- Data items
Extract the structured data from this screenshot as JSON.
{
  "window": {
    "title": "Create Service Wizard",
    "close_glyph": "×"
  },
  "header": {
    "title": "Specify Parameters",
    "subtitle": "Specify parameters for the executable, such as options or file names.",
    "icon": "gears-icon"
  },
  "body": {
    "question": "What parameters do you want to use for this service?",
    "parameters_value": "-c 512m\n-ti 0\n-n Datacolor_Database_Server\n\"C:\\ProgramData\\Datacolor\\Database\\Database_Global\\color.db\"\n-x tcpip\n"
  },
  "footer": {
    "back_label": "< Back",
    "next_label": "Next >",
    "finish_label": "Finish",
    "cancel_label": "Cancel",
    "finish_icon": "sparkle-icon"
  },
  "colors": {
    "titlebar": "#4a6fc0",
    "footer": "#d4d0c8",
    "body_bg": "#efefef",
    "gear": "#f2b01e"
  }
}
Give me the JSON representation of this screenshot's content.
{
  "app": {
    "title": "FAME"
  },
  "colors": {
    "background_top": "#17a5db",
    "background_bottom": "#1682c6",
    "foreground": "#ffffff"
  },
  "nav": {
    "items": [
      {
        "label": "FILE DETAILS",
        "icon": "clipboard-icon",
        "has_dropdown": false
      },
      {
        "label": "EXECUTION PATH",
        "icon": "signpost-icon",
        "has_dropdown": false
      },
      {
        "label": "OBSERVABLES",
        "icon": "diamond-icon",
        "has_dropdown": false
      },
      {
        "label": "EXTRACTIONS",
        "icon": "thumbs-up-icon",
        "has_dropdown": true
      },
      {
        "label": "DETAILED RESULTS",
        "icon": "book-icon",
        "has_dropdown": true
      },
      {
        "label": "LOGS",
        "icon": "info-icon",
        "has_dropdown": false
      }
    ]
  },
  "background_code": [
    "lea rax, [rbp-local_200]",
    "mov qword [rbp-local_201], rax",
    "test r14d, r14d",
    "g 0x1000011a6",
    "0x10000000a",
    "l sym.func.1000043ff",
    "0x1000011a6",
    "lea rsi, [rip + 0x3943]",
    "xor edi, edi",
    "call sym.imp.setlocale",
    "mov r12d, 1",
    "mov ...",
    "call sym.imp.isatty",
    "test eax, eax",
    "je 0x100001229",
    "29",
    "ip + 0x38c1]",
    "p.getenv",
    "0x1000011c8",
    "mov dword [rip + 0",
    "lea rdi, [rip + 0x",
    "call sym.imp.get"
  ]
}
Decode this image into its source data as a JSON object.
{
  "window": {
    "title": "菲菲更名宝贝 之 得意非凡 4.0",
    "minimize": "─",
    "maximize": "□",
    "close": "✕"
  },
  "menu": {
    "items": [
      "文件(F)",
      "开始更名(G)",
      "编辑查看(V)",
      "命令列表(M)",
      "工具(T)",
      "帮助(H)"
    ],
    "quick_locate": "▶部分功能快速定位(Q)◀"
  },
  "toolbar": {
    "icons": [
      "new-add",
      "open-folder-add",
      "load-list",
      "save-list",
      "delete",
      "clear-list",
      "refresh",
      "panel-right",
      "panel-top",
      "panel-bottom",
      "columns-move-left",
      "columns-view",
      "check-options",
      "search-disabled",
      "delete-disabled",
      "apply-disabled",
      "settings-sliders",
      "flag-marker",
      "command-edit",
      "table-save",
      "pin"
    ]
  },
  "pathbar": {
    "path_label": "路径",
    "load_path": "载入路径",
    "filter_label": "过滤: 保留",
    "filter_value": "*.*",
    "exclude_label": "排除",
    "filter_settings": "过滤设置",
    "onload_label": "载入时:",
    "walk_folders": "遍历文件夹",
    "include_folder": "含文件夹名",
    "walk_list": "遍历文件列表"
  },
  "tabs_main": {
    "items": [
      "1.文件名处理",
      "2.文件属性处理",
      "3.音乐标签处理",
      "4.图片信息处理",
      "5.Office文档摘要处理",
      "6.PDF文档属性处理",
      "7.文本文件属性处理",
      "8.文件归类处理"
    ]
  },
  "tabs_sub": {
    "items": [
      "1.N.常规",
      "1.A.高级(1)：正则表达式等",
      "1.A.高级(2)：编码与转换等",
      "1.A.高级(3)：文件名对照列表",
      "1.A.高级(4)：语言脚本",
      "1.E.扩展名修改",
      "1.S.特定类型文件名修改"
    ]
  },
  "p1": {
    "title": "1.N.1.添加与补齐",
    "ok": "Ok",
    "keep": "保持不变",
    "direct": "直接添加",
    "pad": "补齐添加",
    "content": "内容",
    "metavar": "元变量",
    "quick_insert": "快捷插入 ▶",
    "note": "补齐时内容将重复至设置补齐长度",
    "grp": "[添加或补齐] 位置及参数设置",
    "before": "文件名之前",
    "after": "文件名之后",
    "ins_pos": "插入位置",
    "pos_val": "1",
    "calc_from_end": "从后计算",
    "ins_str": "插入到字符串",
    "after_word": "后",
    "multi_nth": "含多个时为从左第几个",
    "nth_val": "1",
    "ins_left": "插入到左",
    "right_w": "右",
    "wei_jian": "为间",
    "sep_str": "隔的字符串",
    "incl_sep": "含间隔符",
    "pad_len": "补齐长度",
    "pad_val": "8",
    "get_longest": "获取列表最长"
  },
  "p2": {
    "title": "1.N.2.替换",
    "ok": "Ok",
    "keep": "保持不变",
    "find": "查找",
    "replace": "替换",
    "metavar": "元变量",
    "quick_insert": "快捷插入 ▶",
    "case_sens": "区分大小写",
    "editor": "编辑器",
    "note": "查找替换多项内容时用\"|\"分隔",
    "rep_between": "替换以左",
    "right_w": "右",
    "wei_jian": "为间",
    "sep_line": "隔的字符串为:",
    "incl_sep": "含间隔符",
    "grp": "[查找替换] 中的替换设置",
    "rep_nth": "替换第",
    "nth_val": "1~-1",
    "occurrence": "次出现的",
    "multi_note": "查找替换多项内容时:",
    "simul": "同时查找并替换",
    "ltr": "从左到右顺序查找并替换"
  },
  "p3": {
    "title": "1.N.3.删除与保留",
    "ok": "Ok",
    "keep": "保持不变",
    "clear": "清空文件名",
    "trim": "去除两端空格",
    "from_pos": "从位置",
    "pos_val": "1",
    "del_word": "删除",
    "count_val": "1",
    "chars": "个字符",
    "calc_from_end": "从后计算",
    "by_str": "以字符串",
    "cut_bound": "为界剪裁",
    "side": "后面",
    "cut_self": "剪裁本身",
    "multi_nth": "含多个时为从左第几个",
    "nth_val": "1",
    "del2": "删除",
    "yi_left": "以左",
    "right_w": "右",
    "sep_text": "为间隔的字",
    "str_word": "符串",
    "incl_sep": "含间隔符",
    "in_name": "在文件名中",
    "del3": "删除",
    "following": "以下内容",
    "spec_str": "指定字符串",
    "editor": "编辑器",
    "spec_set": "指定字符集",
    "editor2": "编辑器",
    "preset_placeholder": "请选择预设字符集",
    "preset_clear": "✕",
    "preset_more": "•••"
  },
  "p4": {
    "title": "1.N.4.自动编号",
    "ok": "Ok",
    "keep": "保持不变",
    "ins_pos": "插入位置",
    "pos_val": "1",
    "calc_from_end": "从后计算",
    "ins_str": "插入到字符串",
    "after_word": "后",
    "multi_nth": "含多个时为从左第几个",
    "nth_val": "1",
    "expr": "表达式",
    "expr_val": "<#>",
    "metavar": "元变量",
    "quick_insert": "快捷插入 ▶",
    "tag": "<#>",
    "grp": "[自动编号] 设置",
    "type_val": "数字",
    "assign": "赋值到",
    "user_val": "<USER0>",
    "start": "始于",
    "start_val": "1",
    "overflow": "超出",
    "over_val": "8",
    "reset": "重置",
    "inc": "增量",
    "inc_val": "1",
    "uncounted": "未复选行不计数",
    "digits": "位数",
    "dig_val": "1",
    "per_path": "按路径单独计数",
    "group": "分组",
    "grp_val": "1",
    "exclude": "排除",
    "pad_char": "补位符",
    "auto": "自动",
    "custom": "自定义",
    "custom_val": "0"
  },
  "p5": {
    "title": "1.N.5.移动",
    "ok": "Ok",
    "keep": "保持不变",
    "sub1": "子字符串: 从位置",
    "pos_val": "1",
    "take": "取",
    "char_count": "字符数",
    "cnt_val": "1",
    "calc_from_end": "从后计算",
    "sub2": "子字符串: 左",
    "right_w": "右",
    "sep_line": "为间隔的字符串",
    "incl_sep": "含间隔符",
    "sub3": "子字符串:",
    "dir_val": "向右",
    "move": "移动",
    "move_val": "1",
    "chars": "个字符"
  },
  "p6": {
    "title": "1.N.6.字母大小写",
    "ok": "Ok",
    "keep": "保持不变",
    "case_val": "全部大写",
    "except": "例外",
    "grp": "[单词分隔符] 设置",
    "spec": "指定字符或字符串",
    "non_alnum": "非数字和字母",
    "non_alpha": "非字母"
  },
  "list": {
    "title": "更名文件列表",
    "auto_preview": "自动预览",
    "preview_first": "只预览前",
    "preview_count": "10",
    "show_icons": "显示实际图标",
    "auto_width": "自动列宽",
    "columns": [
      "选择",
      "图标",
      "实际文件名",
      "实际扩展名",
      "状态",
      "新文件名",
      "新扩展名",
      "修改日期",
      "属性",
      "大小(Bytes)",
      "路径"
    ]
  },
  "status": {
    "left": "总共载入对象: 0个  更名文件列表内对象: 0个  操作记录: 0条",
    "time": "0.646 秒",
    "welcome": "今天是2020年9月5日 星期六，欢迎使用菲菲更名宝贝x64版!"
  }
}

- THE EXERCISE
From the entries above, copy every line that holds the word "options".

- SOLUTION TO THE PROBLEM
    "subtitle": "Specify parameters for the executable, such as options or file names.",
      "check-options",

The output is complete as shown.